Direction: Please reproduce the records below word for word, beginning with their first line and stopping after the line that contains "panel-c-series-3 — [2, 281, 217, 311]", including that line.

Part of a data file

--------

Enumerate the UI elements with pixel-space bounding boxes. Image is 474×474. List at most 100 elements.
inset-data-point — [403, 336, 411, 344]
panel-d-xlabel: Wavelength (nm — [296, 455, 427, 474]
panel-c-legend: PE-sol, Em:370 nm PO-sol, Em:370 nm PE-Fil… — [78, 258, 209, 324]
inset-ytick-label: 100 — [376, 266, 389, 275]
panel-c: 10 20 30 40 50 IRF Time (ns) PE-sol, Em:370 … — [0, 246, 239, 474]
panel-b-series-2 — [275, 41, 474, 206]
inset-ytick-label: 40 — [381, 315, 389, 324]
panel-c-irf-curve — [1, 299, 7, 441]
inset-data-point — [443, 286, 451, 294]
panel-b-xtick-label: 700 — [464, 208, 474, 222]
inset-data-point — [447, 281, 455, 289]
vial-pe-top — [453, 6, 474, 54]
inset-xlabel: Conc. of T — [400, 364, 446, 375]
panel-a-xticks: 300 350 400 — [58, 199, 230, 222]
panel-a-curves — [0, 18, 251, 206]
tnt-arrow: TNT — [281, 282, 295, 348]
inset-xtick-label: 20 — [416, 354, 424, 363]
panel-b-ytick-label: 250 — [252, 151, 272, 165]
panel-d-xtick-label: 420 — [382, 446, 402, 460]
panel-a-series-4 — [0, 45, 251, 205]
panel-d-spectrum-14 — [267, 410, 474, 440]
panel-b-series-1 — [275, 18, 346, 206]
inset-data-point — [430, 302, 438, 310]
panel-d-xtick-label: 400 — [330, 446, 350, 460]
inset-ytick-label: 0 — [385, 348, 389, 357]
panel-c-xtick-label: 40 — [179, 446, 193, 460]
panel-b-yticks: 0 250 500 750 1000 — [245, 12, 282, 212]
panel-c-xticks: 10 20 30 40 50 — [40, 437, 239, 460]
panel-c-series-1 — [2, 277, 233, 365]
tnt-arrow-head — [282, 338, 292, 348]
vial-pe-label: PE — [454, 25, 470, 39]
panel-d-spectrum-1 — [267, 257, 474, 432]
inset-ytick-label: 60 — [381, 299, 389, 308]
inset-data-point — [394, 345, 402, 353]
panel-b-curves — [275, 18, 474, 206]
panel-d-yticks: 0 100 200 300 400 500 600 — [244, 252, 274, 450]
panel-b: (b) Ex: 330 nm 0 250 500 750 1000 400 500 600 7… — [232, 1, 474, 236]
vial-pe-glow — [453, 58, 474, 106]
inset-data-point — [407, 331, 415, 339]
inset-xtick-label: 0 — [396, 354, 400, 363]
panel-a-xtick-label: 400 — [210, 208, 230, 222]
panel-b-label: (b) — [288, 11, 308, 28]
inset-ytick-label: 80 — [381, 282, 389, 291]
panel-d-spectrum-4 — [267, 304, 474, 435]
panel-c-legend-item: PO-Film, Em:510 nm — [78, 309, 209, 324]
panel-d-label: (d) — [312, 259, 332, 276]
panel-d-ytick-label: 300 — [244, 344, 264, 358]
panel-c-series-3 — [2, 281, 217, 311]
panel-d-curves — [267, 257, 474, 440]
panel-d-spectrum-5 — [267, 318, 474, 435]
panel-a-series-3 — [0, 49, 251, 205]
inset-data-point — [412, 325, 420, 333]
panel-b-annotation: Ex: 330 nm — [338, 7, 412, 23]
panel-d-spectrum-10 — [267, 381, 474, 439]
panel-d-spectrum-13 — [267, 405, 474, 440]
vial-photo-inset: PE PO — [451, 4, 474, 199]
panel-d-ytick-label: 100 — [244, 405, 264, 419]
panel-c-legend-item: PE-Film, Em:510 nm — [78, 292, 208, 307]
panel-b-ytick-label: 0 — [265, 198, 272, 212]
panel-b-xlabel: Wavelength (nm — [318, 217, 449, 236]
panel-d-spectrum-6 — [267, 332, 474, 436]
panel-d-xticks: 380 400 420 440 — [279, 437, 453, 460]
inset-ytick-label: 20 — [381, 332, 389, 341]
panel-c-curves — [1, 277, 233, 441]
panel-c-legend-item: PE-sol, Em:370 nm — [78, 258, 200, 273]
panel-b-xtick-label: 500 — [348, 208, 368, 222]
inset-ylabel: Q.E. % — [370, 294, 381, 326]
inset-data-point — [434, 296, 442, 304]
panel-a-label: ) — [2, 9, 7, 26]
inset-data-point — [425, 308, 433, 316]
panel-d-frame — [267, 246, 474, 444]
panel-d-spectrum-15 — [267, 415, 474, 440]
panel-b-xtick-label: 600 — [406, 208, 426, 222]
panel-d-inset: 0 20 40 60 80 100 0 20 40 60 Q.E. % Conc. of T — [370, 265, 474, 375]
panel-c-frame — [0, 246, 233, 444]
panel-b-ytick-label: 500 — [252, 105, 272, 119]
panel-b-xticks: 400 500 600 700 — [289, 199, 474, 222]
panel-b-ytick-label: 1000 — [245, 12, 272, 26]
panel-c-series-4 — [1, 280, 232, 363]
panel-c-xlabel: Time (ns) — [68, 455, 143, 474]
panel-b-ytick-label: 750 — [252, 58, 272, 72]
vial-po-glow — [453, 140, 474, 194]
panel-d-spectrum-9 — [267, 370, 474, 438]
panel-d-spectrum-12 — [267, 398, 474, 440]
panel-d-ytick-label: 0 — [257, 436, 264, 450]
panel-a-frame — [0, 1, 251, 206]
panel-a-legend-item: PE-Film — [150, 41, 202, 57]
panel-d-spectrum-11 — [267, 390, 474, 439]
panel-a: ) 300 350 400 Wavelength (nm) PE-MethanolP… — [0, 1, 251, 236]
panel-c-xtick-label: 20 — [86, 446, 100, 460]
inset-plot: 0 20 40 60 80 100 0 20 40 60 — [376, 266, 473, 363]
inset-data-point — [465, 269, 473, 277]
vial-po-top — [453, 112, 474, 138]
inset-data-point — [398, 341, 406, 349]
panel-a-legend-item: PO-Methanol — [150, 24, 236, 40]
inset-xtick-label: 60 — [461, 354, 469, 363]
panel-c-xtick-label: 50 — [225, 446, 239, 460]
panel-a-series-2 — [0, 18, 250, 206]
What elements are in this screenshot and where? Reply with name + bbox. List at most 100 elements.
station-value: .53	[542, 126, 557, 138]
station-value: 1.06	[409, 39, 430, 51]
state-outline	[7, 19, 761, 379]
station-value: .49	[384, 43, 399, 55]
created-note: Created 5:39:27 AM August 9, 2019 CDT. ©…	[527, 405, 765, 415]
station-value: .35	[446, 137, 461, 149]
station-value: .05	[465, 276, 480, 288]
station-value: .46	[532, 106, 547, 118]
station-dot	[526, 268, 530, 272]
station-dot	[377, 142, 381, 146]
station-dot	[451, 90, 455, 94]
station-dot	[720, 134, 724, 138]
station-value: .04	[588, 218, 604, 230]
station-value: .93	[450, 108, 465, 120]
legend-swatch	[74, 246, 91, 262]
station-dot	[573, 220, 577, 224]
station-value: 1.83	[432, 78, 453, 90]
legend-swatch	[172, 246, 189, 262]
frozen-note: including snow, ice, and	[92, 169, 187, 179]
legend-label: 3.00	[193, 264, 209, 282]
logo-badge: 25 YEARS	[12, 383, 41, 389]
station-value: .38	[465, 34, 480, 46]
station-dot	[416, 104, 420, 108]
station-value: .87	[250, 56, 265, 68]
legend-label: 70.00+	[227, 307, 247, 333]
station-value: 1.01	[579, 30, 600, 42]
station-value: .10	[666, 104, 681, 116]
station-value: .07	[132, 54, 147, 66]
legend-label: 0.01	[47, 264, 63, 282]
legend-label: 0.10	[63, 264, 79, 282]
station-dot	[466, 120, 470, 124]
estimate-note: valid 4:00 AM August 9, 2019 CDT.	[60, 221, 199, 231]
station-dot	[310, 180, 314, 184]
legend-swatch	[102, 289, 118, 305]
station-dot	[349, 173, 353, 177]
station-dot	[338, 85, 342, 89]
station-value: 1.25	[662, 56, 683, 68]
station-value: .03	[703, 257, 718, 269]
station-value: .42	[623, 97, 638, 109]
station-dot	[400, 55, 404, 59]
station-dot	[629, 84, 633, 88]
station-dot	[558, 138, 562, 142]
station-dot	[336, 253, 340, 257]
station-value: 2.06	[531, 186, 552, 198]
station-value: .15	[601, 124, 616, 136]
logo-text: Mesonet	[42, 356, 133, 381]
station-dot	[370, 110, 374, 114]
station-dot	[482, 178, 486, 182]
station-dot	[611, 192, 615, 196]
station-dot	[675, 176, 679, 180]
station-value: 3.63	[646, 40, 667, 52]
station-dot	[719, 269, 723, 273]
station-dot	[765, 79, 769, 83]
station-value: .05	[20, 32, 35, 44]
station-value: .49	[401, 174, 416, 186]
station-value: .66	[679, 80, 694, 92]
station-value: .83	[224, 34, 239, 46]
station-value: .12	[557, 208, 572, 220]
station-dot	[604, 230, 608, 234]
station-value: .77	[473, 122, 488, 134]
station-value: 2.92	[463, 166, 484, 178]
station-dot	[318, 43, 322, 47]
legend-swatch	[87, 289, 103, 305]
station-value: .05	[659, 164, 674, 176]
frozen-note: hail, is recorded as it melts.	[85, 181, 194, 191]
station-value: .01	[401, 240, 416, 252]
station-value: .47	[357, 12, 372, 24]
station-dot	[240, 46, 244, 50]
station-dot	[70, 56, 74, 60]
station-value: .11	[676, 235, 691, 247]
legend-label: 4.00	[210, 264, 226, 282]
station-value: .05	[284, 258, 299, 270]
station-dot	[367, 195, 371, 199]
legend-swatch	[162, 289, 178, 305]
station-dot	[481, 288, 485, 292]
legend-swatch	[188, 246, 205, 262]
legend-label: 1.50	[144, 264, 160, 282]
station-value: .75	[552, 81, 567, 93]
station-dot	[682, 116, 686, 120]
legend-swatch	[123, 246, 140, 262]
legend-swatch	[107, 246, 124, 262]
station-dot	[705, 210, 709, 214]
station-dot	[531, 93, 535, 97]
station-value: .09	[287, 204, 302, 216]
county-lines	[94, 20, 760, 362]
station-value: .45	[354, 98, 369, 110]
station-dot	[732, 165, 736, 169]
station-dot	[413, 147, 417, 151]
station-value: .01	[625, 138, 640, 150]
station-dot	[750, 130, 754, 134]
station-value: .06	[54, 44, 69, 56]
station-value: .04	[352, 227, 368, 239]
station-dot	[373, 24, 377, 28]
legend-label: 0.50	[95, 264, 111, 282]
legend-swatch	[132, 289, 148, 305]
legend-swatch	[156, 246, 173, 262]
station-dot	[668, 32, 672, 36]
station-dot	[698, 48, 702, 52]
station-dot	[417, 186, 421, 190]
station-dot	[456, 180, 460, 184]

--------

Solution to this problem:
Enumerate the UI elements with pixel-space bounding boxes. Image is 474×474. List at most 100 elements.
inset-data-point — [403, 336, 411, 344]
panel-d-xlabel: Wavelength (nm — [296, 455, 427, 474]
panel-c-legend: PE-sol, Em:370 nm PO-sol, Em:370 nm PE-Fil… — [78, 258, 209, 324]
inset-ytick-label: 100 — [376, 266, 389, 275]
panel-c: 10 20 30 40 50 IRF Time (ns) PE-sol, Em:370 … — [0, 246, 239, 474]
panel-b-series-2 — [275, 41, 474, 206]
inset-ytick-label: 40 — [381, 315, 389, 324]
panel-c-irf-curve — [1, 299, 7, 441]
inset-data-point — [443, 286, 451, 294]
panel-b-xtick-label: 700 — [464, 208, 474, 222]
inset-data-point — [447, 281, 455, 289]
vial-pe-top — [453, 6, 474, 54]
inset-xlabel: Conc. of T — [400, 364, 446, 375]
panel-a-xticks: 300 350 400 — [58, 199, 230, 222]
panel-a-curves — [0, 18, 251, 206]
tnt-arrow: TNT — [281, 282, 295, 348]
inset-xtick-label: 20 — [416, 354, 424, 363]
panel-b-ytick-label: 250 — [252, 151, 272, 165]
panel-d-xtick-label: 420 — [382, 446, 402, 460]
panel-a-series-4 — [0, 45, 251, 205]
panel-d-spectrum-14 — [267, 410, 474, 440]
panel-b-series-1 — [275, 18, 346, 206]
inset-data-point — [430, 302, 438, 310]
panel-d-xtick-label: 400 — [330, 446, 350, 460]
inset-ytick-label: 0 — [385, 348, 389, 357]
panel-c-xtick-label: 40 — [179, 446, 193, 460]
panel-b-yticks: 0 250 500 750 1000 — [245, 12, 282, 212]
panel-c-xticks: 10 20 30 40 50 — [40, 437, 239, 460]
panel-c-series-1 — [2, 277, 233, 365]
tnt-arrow-head — [282, 338, 292, 348]
vial-pe-label: PE — [454, 25, 470, 39]
panel-d-spectrum-1 — [267, 257, 474, 432]
inset-ytick-label: 60 — [381, 299, 389, 308]
inset-data-point — [394, 345, 402, 353]
panel-b-curves — [275, 18, 474, 206]
panel-d-yticks: 0 100 200 300 400 500 600 — [244, 252, 274, 450]
panel-b: (b) Ex: 330 nm 0 250 500 750 1000 400 500 600 7… — [232, 1, 474, 236]
vial-pe-glow — [453, 58, 474, 106]
inset-data-point — [407, 331, 415, 339]
inset-xtick-label: 0 — [396, 354, 400, 363]
panel-a-xtick-label: 400 — [210, 208, 230, 222]
panel-b-label: (b) — [288, 11, 308, 28]
inset-ytick-label: 80 — [381, 282, 389, 291]
panel-d-spectrum-4 — [267, 304, 474, 435]
panel-c-legend-item: PO-Film, Em:510 nm — [78, 309, 209, 324]
panel-d-label: (d) — [312, 259, 332, 276]
panel-d-ytick-label: 300 — [244, 344, 264, 358]
panel-c-series-3 — [2, 281, 217, 311]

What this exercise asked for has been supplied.